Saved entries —
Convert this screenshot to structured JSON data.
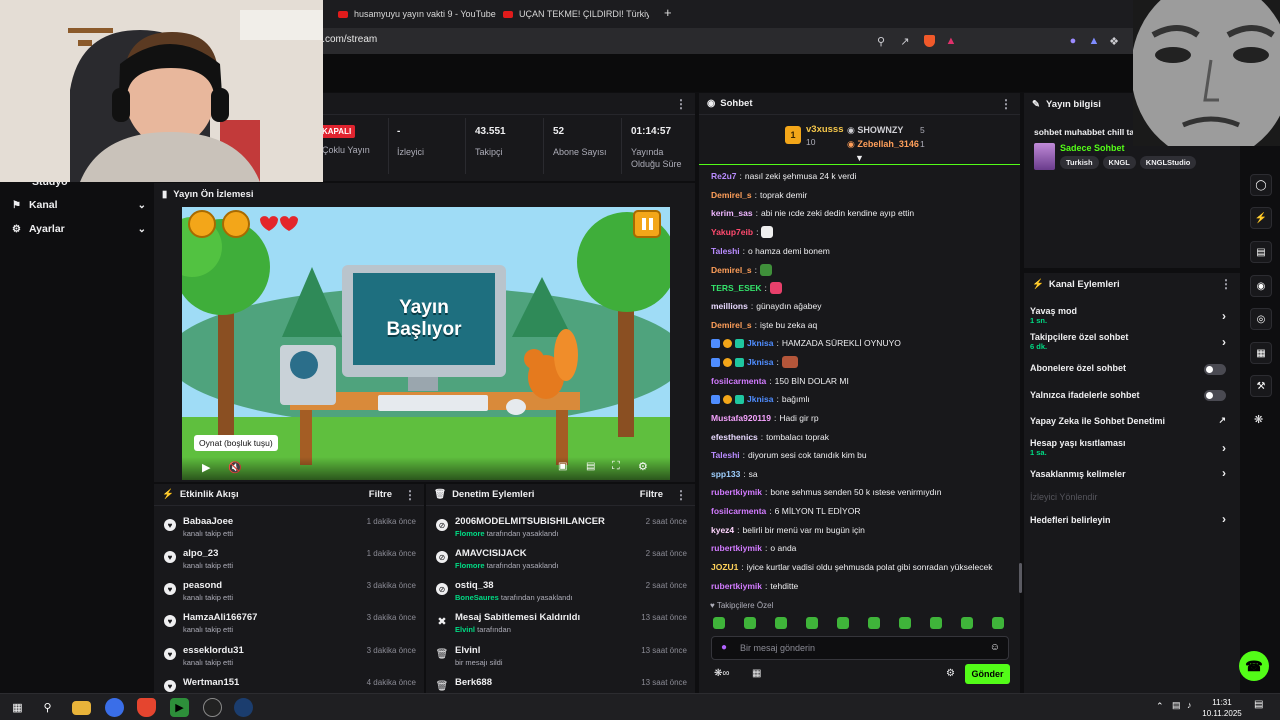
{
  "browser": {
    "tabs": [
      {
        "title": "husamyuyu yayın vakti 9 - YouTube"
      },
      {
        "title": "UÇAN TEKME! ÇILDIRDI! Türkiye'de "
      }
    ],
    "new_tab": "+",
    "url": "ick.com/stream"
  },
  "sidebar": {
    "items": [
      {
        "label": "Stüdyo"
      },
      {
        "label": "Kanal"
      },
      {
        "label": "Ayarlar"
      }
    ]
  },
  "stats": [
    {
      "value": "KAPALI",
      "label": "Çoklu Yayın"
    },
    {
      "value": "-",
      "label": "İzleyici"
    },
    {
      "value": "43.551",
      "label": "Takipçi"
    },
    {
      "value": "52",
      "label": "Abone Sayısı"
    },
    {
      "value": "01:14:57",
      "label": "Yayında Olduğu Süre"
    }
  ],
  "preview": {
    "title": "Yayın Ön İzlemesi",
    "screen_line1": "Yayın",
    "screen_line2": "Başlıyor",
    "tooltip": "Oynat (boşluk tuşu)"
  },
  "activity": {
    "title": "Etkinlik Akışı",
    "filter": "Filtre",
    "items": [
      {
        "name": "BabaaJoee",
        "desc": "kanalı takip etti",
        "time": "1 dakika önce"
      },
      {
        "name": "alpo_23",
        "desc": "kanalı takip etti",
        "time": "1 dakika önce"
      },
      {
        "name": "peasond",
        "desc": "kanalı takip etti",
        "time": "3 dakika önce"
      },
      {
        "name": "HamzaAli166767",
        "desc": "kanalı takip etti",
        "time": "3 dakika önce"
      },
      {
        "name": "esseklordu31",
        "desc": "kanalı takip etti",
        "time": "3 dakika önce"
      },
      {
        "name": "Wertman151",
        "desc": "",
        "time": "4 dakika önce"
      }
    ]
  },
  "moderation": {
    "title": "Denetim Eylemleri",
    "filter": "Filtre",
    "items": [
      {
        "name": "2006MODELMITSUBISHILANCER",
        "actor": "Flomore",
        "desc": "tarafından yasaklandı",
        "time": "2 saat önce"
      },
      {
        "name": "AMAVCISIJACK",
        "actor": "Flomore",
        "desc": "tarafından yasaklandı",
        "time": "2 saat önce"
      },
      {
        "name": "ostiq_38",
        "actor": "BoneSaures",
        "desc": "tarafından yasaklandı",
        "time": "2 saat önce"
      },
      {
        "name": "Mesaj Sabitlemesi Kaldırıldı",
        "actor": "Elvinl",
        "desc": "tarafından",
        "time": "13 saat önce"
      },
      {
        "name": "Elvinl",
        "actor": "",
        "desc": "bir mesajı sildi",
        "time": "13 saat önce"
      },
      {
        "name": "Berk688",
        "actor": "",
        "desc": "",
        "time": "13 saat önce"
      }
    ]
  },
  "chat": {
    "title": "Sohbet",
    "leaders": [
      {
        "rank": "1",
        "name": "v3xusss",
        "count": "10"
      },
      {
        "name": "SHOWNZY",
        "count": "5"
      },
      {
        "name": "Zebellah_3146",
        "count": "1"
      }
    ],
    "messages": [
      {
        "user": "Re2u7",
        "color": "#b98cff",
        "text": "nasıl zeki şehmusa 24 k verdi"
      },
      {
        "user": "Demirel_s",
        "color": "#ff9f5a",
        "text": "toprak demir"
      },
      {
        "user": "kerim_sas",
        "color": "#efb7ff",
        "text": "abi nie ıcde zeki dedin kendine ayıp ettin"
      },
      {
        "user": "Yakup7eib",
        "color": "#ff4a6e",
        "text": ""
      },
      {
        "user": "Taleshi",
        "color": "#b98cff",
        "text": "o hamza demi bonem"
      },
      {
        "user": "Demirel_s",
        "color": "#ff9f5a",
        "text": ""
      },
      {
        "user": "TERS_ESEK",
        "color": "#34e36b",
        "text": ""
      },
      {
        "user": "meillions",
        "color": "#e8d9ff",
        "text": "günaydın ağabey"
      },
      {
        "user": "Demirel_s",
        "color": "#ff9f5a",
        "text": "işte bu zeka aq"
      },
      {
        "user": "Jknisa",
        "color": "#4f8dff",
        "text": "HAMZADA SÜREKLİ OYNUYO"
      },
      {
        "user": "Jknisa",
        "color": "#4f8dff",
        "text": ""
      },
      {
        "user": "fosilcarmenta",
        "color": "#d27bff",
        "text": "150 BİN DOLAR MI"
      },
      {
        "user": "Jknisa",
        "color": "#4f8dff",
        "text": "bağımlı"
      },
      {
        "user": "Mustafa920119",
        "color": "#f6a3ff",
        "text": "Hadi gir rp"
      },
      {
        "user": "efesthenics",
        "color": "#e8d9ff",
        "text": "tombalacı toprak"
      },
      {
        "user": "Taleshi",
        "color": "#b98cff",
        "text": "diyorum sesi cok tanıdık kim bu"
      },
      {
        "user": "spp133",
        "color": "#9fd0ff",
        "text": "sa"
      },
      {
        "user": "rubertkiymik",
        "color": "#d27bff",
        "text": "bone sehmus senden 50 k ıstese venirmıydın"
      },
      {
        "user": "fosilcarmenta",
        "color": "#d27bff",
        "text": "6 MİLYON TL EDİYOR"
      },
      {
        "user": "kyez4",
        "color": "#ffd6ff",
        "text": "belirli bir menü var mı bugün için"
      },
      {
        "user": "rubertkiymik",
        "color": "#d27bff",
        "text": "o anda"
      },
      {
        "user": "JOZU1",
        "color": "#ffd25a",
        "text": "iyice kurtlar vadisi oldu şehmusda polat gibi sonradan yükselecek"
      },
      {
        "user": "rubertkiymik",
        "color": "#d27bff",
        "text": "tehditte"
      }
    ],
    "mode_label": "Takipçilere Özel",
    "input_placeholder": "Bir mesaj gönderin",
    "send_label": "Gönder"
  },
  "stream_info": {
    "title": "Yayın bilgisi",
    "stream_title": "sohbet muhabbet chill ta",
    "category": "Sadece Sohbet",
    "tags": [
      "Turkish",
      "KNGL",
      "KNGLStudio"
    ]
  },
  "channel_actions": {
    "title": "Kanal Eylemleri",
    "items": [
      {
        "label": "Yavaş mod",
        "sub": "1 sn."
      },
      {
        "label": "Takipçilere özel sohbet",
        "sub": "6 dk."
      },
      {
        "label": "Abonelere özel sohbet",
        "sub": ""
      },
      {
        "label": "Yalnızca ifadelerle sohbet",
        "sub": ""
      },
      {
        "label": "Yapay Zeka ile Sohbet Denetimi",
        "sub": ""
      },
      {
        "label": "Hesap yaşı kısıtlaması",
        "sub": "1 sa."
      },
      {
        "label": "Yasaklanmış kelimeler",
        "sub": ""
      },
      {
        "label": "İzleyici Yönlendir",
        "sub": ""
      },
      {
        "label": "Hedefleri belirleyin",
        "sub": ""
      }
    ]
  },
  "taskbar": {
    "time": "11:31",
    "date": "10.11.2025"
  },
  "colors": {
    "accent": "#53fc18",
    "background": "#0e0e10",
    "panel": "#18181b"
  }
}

SHORT EXERCISE — Copy out the entries verbatim and leave the images out.

RESPONSE TO THE TASK —
Convert this screenshot to structured JSON data.
{
  "browser": {
    "tabs": [
      {
        "title": "husamyuyu yayın vakti 9 - YouTube"
      },
      {
        "title": "UÇAN TEKME! ÇILDIRDI! Türkiye'de "
      }
    ],
    "new_tab": "+",
    "url": "ick.com/stream"
  },
  "sidebar": {
    "items": [
      {
        "label": "Stüdyo"
      },
      {
        "label": "Kanal"
      },
      {
        "label": "Ayarlar"
      }
    ]
  },
  "stats": [
    {
      "value": "KAPALI",
      "label": "Çoklu Yayın"
    },
    {
      "value": "-",
      "label": "İzleyici"
    },
    {
      "value": "43.551",
      "label": "Takipçi"
    },
    {
      "value": "52",
      "label": "Abone Sayısı"
    },
    {
      "value": "01:14:57",
      "label": "Yayında Olduğu Süre"
    }
  ],
  "preview": {
    "title": "Yayın Ön İzlemesi",
    "screen_line1": "Yayın",
    "screen_line2": "Başlıyor",
    "tooltip": "Oynat (boşluk tuşu)"
  },
  "activity": {
    "title": "Etkinlik Akışı",
    "filter": "Filtre",
    "items": [
      {
        "name": "BabaaJoee",
        "desc": "kanalı takip etti",
        "time": "1 dakika önce"
      },
      {
        "name": "alpo_23",
        "desc": "kanalı takip etti",
        "time": "1 dakika önce"
      },
      {
        "name": "peasond",
        "desc": "kanalı takip etti",
        "time": "3 dakika önce"
      },
      {
        "name": "HamzaAli166767",
        "desc": "kanalı takip etti",
        "time": "3 dakika önce"
      },
      {
        "name": "esseklordu31",
        "desc": "kanalı takip etti",
        "time": "3 dakika önce"
      },
      {
        "name": "Wertman151",
        "desc": "",
        "time": "4 dakika önce"
      }
    ]
  },
  "moderation": {
    "title": "Denetim Eylemleri",
    "filter": "Filtre",
    "items": [
      {
        "name": "2006MODELMITSUBISHILANCER",
        "actor": "Flomore",
        "desc": "tarafından yasaklandı",
        "time": "2 saat önce"
      },
      {
        "name": "AMAVCISIJACK",
        "actor": "Flomore",
        "desc": "tarafından yasaklandı",
        "time": "2 saat önce"
      },
      {
        "name": "ostiq_38",
        "actor": "BoneSaures",
        "desc": "tarafından yasaklandı",
        "time": "2 saat önce"
      },
      {
        "name": "Mesaj Sabitlemesi Kaldırıldı",
        "actor": "Elvinl",
        "desc": "tarafından",
        "time": "13 saat önce"
      },
      {
        "name": "Elvinl",
        "actor": "",
        "desc": "bir mesajı sildi",
        "time": "13 saat önce"
      },
      {
        "name": "Berk688",
        "actor": "",
        "desc": "",
        "time": "13 saat önce"
      }
    ]
  },
  "chat": {
    "title": "Sohbet",
    "leaders": [
      {
        "rank": "1",
        "name": "v3xusss",
        "count": "10"
      },
      {
        "name": "SHOWNZY",
        "count": "5"
      },
      {
        "name": "Zebellah_3146",
        "count": "1"
      }
    ],
    "messages": [
      {
        "user": "Re2u7",
        "color": "#b98cff",
        "text": "nasıl zeki şehmusa 24 k verdi"
      },
      {
        "user": "Demirel_s",
        "color": "#ff9f5a",
        "text": "toprak demir"
      },
      {
        "user": "kerim_sas",
        "color": "#efb7ff",
        "text": "abi nie ıcde zeki dedin kendine ayıp ettin"
      },
      {
        "user": "Yakup7eib",
        "color": "#ff4a6e",
        "text": ""
      },
      {
        "user": "Taleshi",
        "color": "#b98cff",
        "text": "o hamza demi bonem"
      },
      {
        "user": "Demirel_s",
        "color": "#ff9f5a",
        "text": ""
      },
      {
        "user": "TERS_ESEK",
        "color": "#34e36b",
        "text": ""
      },
      {
        "user": "meillions",
        "color": "#e8d9ff",
        "text": "günaydın ağabey"
      },
      {
        "user": "Demirel_s",
        "color": "#ff9f5a",
        "text": "işte bu zeka aq"
      },
      {
        "user": "Jknisa",
        "color": "#4f8dff",
        "text": "HAMZADA SÜREKLİ OYNUYO"
      },
      {
        "user": "Jknisa",
        "color": "#4f8dff",
        "text": ""
      },
      {
        "user": "fosilcarmenta",
        "color": "#d27bff",
        "text": "150 BİN DOLAR MI"
      },
      {
        "user": "Jknisa",
        "color": "#4f8dff",
        "text": "bağımlı"
      },
      {
        "user": "Mustafa920119",
        "color": "#f6a3ff",
        "text": "Hadi gir rp"
      },
      {
        "user": "efesthenics",
        "color": "#e8d9ff",
        "text": "tombalacı toprak"
      },
      {
        "user": "Taleshi",
        "color": "#b98cff",
        "text": "diyorum sesi cok tanıdık kim bu"
      },
      {
        "user": "spp133",
        "color": "#9fd0ff",
        "text": "sa"
      },
      {
        "user": "rubertkiymik",
        "color": "#d27bff",
        "text": "bone sehmus senden 50 k ıstese venirmıydın"
      },
      {
        "user": "fosilcarmenta",
        "color": "#d27bff",
        "text": "6 MİLYON TL EDİYOR"
      },
      {
        "user": "kyez4",
        "color": "#ffd6ff",
        "text": "belirli bir menü var mı bugün için"
      },
      {
        "user": "rubertkiymik",
        "color": "#d27bff",
        "text": "o anda"
      },
      {
        "user": "JOZU1",
        "color": "#ffd25a",
        "text": "iyice kurtlar vadisi oldu şehmusda polat gibi sonradan yükselecek"
      },
      {
        "user": "rubertkiymik",
        "color": "#d27bff",
        "text": "tehditte"
      }
    ],
    "mode_label": "Takipçilere Özel",
    "input_placeholder": "Bir mesaj gönderin",
    "send_label": "Gönder"
  },
  "stream_info": {
    "title": "Yayın bilgisi",
    "stream_title": "sohbet muhabbet chill ta",
    "category": "Sadece Sohbet",
    "tags": [
      "Turkish",
      "KNGL",
      "KNGLStudio"
    ]
  },
  "channel_actions": {
    "title": "Kanal Eylemleri",
    "items": [
      {
        "label": "Yavaş mod",
        "sub": "1 sn."
      },
      {
        "label": "Takipçilere özel sohbet",
        "sub": "6 dk."
      },
      {
        "label": "Abonelere özel sohbet",
        "sub": ""
      },
      {
        "label": "Yalnızca ifadelerle sohbet",
        "sub": ""
      },
      {
        "label": "Yapay Zeka ile Sohbet Denetimi",
        "sub": ""
      },
      {
        "label": "Hesap yaşı kısıtlaması",
        "sub": "1 sa."
      },
      {
        "label": "Yasaklanmış kelimeler",
        "sub": ""
      },
      {
        "label": "İzleyici Yönlendir",
        "sub": ""
      },
      {
        "label": "Hedefleri belirleyin",
        "sub": ""
      }
    ]
  },
  "taskbar": {
    "time": "11:31",
    "date": "10.11.2025"
  },
  "colors": {
    "accent": "#53fc18",
    "background": "#0e0e10",
    "panel": "#18181b"
  }
}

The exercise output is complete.